Gather up all lines that carry the word "JSON".

Records for the task:
━━━━━━━━━━━━━━━━

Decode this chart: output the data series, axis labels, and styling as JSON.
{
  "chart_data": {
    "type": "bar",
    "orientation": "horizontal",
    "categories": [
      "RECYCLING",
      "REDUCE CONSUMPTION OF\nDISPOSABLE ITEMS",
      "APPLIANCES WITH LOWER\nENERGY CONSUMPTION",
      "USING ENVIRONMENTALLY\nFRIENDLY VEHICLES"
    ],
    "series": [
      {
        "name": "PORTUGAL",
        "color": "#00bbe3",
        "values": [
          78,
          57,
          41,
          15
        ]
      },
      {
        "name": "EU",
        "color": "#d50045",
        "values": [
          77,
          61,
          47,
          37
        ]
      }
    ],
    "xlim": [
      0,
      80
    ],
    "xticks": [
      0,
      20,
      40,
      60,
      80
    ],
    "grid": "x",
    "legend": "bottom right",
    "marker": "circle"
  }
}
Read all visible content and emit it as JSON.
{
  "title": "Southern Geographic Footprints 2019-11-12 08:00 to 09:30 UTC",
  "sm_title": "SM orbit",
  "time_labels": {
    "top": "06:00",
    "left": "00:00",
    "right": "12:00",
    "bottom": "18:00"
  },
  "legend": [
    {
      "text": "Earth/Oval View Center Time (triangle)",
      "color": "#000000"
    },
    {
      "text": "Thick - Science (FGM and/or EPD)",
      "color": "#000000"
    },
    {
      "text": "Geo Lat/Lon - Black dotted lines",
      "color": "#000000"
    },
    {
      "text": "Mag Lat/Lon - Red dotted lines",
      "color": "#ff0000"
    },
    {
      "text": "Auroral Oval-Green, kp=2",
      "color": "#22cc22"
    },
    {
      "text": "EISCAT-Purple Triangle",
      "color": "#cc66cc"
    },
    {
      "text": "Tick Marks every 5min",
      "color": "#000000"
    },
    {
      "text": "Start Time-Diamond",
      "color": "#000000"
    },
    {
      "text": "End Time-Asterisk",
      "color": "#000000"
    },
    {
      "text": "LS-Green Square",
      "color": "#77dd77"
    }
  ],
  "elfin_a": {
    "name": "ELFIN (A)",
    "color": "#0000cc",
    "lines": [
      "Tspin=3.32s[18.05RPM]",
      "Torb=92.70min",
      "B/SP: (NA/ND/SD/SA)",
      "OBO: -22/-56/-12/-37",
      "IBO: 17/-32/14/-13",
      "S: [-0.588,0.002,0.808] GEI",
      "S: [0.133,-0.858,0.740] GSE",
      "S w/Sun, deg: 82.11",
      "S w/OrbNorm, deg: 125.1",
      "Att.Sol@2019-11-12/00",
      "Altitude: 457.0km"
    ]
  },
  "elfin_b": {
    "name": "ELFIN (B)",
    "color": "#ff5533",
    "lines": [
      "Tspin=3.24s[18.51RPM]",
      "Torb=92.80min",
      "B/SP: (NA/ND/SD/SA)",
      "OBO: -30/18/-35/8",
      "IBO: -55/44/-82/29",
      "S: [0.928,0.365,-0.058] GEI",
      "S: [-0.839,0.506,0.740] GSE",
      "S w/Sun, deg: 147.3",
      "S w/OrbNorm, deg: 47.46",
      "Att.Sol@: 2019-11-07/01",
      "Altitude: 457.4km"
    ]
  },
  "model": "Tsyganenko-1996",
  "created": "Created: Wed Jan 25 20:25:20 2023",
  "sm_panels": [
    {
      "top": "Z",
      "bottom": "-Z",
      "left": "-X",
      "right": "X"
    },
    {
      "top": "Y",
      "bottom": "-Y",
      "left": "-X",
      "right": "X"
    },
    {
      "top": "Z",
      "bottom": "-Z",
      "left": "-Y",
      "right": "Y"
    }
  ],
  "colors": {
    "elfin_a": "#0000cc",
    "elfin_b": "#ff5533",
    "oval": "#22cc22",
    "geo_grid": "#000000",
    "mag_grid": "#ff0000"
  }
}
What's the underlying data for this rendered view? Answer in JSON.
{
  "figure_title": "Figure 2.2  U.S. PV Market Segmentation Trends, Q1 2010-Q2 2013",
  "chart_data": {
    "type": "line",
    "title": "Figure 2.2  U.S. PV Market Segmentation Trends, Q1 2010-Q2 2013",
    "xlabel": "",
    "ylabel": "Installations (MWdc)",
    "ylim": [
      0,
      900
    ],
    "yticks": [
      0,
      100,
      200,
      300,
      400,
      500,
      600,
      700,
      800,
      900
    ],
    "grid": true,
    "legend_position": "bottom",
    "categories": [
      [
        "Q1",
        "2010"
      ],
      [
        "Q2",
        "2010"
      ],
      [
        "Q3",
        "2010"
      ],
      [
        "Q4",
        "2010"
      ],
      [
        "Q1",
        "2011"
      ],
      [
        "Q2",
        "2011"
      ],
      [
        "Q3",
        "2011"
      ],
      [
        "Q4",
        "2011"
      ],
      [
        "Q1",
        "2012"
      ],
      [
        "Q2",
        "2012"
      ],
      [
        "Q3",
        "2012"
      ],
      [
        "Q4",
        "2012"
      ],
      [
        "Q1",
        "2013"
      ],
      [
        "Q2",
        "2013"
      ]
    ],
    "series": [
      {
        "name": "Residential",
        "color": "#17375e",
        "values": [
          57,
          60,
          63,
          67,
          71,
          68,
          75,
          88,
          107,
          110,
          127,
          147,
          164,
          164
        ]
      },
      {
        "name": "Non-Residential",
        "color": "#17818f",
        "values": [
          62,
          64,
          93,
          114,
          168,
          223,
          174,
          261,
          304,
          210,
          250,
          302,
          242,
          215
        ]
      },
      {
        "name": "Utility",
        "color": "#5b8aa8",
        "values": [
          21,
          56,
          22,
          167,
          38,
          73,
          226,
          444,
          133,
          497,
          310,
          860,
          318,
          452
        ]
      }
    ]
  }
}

━━━━━━━━━━━━━━━━

Task result:
Decode this chart: output the data series, axis labels, and styling as JSON.
Read all visible content and emit it as JSON.
What's the underlying data for this rendered view? Answer in JSON.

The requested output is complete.